> **Dataset listings of figures**:
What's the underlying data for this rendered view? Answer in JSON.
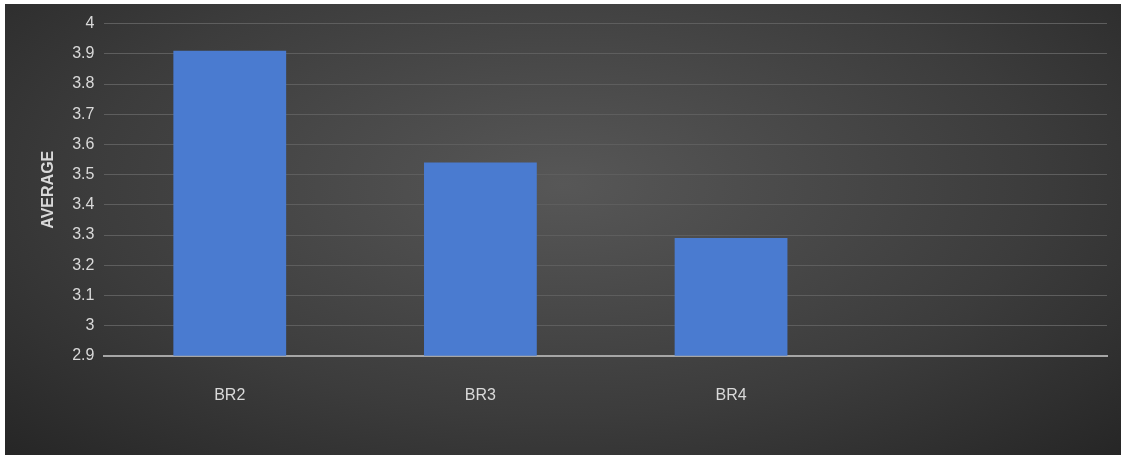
{
  "chart_data": {
    "type": "bar",
    "ylabel": "AVERAGE",
    "categories": [
      "BR2",
      "BR3",
      "BR4",
      null
    ],
    "values": [
      3.91,
      3.54,
      3.29,
      null
    ],
    "color": "#4a7bd0",
    "ylim": [
      2.9,
      4
    ],
    "yticks": [
      2.9,
      3,
      3.1,
      3.2,
      3.3,
      3.4,
      3.5,
      3.6,
      3.7,
      3.8,
      3.9,
      4
    ],
    "grid": "y",
    "legend": false
  }
}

> **Exercise description**: Repeat all of the data above word for word, minus the pictures.

> **Answer in full**:
What's the underlying data for this rendered view? Answer in JSON.
{
  "chart_data": {
    "type": "bar",
    "ylabel": "AVERAGE",
    "categories": [
      "BR2",
      "BR3",
      "BR4",
      null
    ],
    "values": [
      3.91,
      3.54,
      3.29,
      null
    ],
    "color": "#4a7bd0",
    "ylim": [
      2.9,
      4
    ],
    "yticks": [
      2.9,
      3,
      3.1,
      3.2,
      3.3,
      3.4,
      3.5,
      3.6,
      3.7,
      3.8,
      3.9,
      4
    ],
    "grid": "y",
    "legend": false
  }
}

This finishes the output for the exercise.